EXERCISE INSTRUCTIONS.
Reproduce every line of the entries below, with each occurrence of "clock-spoke-bed" swapped for "clock-arm-bed" and nothing else altered. Leave the pictures out of the output.

DATA ROWS.
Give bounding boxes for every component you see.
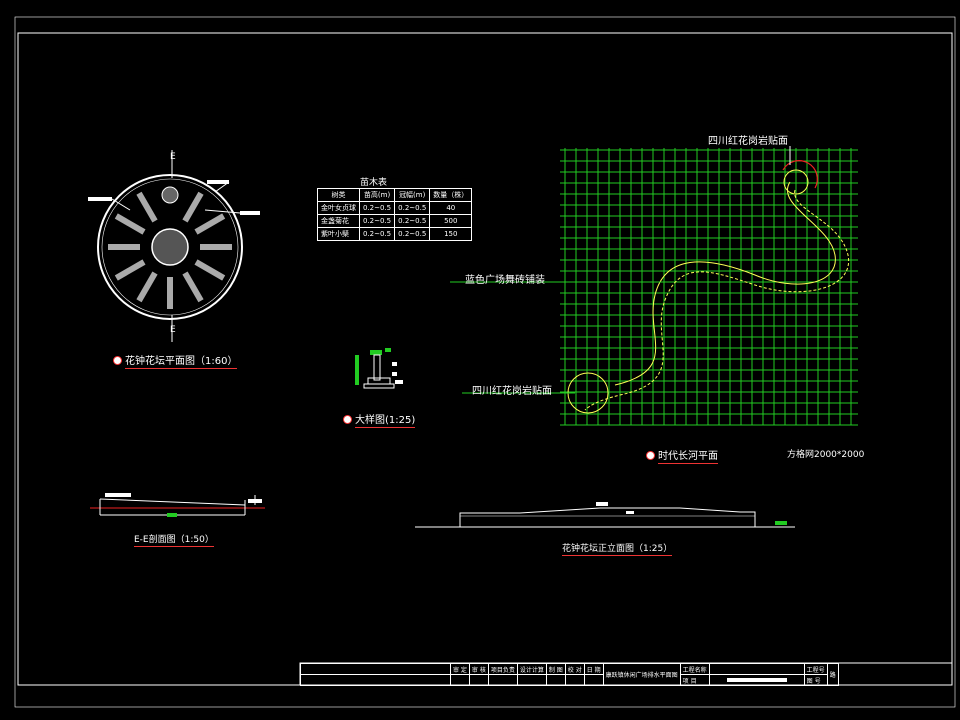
caption-section-text: E-E剖面图（1:50） (134, 535, 214, 547)
detail-drawing (355, 348, 403, 389)
table-cell: 500 (429, 214, 473, 228)
caption-elevation: 花钟花坛正立面图（1:25） (562, 541, 673, 556)
clock-spoke-bed (114, 259, 146, 281)
table-cell: 0.2~0.5 (358, 227, 396, 241)
plant-table-header: 树类 苗高(m) 冠幅(m) 数量（株） (317, 188, 473, 202)
table-row: 紫叶小檗 0.2~0.5 0.2~0.5 150 (317, 227, 473, 241)
section-mark-bottom: E (170, 325, 176, 335)
title-block-cell: 日 期 (583, 663, 604, 675)
clock-top-bed (161, 186, 179, 204)
caption-clock-plan-text: 花钟花坛平面图（1:60） (125, 356, 238, 369)
title-block-sheet-value: 路 (826, 663, 839, 686)
title-block-cell: 项目负责 (487, 663, 518, 675)
title-block-blank (300, 674, 451, 686)
clock-spoke-bed (136, 271, 158, 303)
title-block: 审 定 审 核 项目负责 设计计算 制 图 校 对 日 期 康跃镇休闲广场排水平… (300, 663, 839, 686)
clock-spoke-bed (194, 259, 226, 281)
table-cell: 150 (429, 227, 473, 241)
table-cell: 0.2~0.5 (358, 214, 396, 228)
caption-detail: 大样图(1:25) (343, 411, 416, 428)
table-row: 金盏菊花 0.2~0.5 0.2~0.5 500 (317, 214, 473, 228)
table-cell: 0.2~0.5 (394, 227, 431, 241)
plant-table-header-cell: 数量（株） (429, 188, 473, 202)
river-label-top: 四川红花岗岩贴面 (708, 136, 788, 147)
table-cell: 金叶女贞球 (317, 201, 360, 215)
title-block-sub-label: 项 目 (679, 674, 710, 686)
caption-marker-icon (646, 451, 655, 460)
table-cell: 0.2~0.5 (394, 214, 431, 228)
caption-detail-text: 大样图(1:25) (355, 415, 416, 428)
clock-spoke-bed (182, 191, 204, 223)
plant-table-title: 苗木表 (360, 178, 388, 188)
table-cell: 40 (429, 201, 473, 215)
plant-table-header-cell: 树类 (317, 188, 360, 202)
title-block-blank (708, 663, 805, 675)
title-block-cell: 校 对 (564, 663, 585, 675)
table-cell: 金盏菊花 (317, 214, 360, 228)
caption-section: E-E剖面图（1:50） (134, 532, 214, 547)
plant-table-header-cell: 冠幅(m) (394, 188, 431, 202)
title-block-cell: 制 图 (545, 663, 566, 675)
plant-table-header-cell: 苗高(m) (358, 188, 396, 202)
table-cell: 0.2~0.5 (358, 201, 396, 215)
title-block-no-label: 工程号 (803, 663, 828, 675)
title-block-cell: 审 定 (450, 663, 470, 675)
clock-center-bed (151, 228, 189, 266)
elevation-drawing (415, 502, 795, 528)
section-mark-top: E (170, 152, 176, 162)
title-block-blank (300, 663, 451, 675)
title-block-project-label: 工程名称 (679, 663, 710, 675)
title-block-sheet-label: 图 号 (803, 674, 828, 686)
caption-river-plan: 时代长河平面 (646, 447, 718, 464)
caption-marker-icon (343, 415, 352, 424)
clock-spoke-bed (194, 213, 226, 235)
section-drawing (90, 493, 265, 517)
caption-elevation-text: 花钟花坛正立面图（1:25） (562, 544, 673, 556)
table-row: 金叶女贞球 0.2~0.5 0.2~0.5 40 (317, 201, 473, 215)
clock-spoke-bed (136, 191, 158, 223)
table-cell: 紫叶小檗 (317, 227, 360, 241)
clock-plan (88, 150, 260, 342)
table-cell: 0.2~0.5 (394, 201, 431, 215)
title-block-cell: 设计计算 (516, 663, 547, 675)
title-block-drawing-name: 康跃镇休闲广场排水平面图 (602, 663, 681, 686)
caption-marker-icon (113, 356, 122, 365)
clock-spoke-bed (182, 271, 204, 303)
river-label-middle: 蓝色广场舞砖铺装 (465, 275, 545, 286)
title-block-blank (708, 674, 805, 686)
clock-spoke-bed (114, 213, 146, 235)
river-label-bottom: 四川红花岗岩贴面 (472, 386, 552, 397)
caption-clock-plan: 花钟花坛平面图（1:60） (113, 352, 238, 369)
caption-river-plan-text: 时代长河平面 (658, 451, 718, 464)
plant-table: 树类 苗高(m) 冠幅(m) 数量（株） 金叶女贞球 0.2~0.5 0.2~0… (317, 188, 473, 241)
grid-note: 方格网2000*2000 (787, 450, 865, 460)
river-plan-grid (560, 148, 858, 426)
title-block-cell: 审 核 (468, 663, 489, 675)
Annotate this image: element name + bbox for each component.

OUTPUT FOR THIS EXERCISE.
Give bounding boxes for every component you see.
caption-section-text: E-E剖面图（1:50） (134, 535, 214, 547)
detail-drawing (355, 348, 403, 389)
table-cell: 500 (429, 214, 473, 228)
caption-elevation: 花钟花坛正立面图（1:25） (562, 541, 673, 556)
clock-arm-bed (114, 259, 146, 281)
table-cell: 0.2~0.5 (358, 227, 396, 241)
plant-table-header: 树类 苗高(m) 冠幅(m) 数量（株） (317, 188, 473, 202)
table-row: 紫叶小檗 0.2~0.5 0.2~0.5 150 (317, 227, 473, 241)
section-mark-bottom: E (170, 325, 176, 335)
title-block-cell: 日 期 (583, 663, 604, 675)
clock-top-bed (161, 186, 179, 204)
caption-clock-plan-text: 花钟花坛平面图（1:60） (125, 356, 238, 369)
title-block-sheet-value: 路 (826, 663, 839, 686)
title-block-cell: 项目负责 (487, 663, 518, 675)
title-block-blank (300, 674, 451, 686)
clock-arm-bed (136, 271, 158, 303)
title-block: 审 定 审 核 项目负责 设计计算 制 图 校 对 日 期 康跃镇休闲广场排水平… (300, 663, 839, 686)
clock-arm-bed (194, 259, 226, 281)
table-cell: 150 (429, 227, 473, 241)
table-cell: 0.2~0.5 (358, 214, 396, 228)
caption-detail: 大样图(1:25) (343, 411, 416, 428)
table-row: 金盏菊花 0.2~0.5 0.2~0.5 500 (317, 214, 473, 228)
table-cell: 0.2~0.5 (394, 227, 431, 241)
plant-table-header-cell: 数量（株） (429, 188, 473, 202)
river-label-top: 四川红花岗岩贴面 (708, 136, 788, 147)
table-cell: 金叶女贞球 (317, 201, 360, 215)
title-block-sub-label: 项 目 (679, 674, 710, 686)
caption-marker-icon (646, 451, 655, 460)
table-cell: 0.2~0.5 (394, 214, 431, 228)
caption-detail-text: 大样图(1:25) (355, 415, 416, 428)
clock-arm-bed (182, 191, 204, 223)
plant-table-title: 苗木表 (360, 178, 388, 188)
table-cell: 40 (429, 201, 473, 215)
plant-table-header-cell: 树类 (317, 188, 360, 202)
title-block-blank (708, 663, 805, 675)
title-block-cell: 校 对 (564, 663, 585, 675)
table-cell: 金盏菊花 (317, 214, 360, 228)
caption-section: E-E剖面图（1:50） (134, 532, 214, 547)
plant-table-header-cell: 冠幅(m) (394, 188, 431, 202)
title-block-cell: 制 图 (545, 663, 566, 675)
plant-table-header-cell: 苗高(m) (358, 188, 396, 202)
table-cell: 0.2~0.5 (358, 201, 396, 215)
title-block-no-label: 工程号 (803, 663, 828, 675)
title-block-cell: 审 定 (450, 663, 470, 675)
clock-center-bed (151, 228, 189, 266)
elevation-drawing (415, 502, 795, 528)
section-mark-top: E (170, 152, 176, 162)
title-block-blank (300, 663, 451, 675)
title-block-project-label: 工程名称 (679, 663, 710, 675)
title-block-sheet-label: 图 号 (803, 674, 828, 686)
caption-river-plan: 时代长河平面 (646, 447, 718, 464)
caption-marker-icon (343, 415, 352, 424)
clock-arm-bed (194, 213, 226, 235)
section-drawing (90, 493, 265, 517)
caption-elevation-text: 花钟花坛正立面图（1:25） (562, 544, 673, 556)
table-row: 金叶女贞球 0.2~0.5 0.2~0.5 40 (317, 201, 473, 215)
clock-arm-bed (136, 191, 158, 223)
table-cell: 紫叶小檗 (317, 227, 360, 241)
clock-plan (88, 150, 260, 342)
table-cell: 0.2~0.5 (394, 201, 431, 215)
title-block-cell: 设计计算 (516, 663, 547, 675)
title-block-drawing-name: 康跃镇休闲广场排水平面图 (602, 663, 681, 686)
caption-marker-icon (113, 356, 122, 365)
clock-arm-bed (182, 271, 204, 303)
river-label-middle: 蓝色广场舞砖铺装 (465, 275, 545, 286)
title-block-blank (708, 674, 805, 686)
clock-arm-bed (114, 213, 146, 235)
river-label-bottom: 四川红花岗岩贴面 (472, 386, 552, 397)
caption-clock-plan: 花钟花坛平面图（1:60） (113, 352, 238, 369)
caption-river-plan-text: 时代长河平面 (658, 451, 718, 464)
plant-table: 树类 苗高(m) 冠幅(m) 数量（株） 金叶女贞球 0.2~0.5 0.2~0… (317, 188, 473, 241)
grid-note: 方格网2000*2000 (787, 450, 865, 460)
river-plan-grid (560, 148, 858, 426)
title-block-cell: 审 核 (468, 663, 489, 675)
Annotate this image: element name + bbox for each component.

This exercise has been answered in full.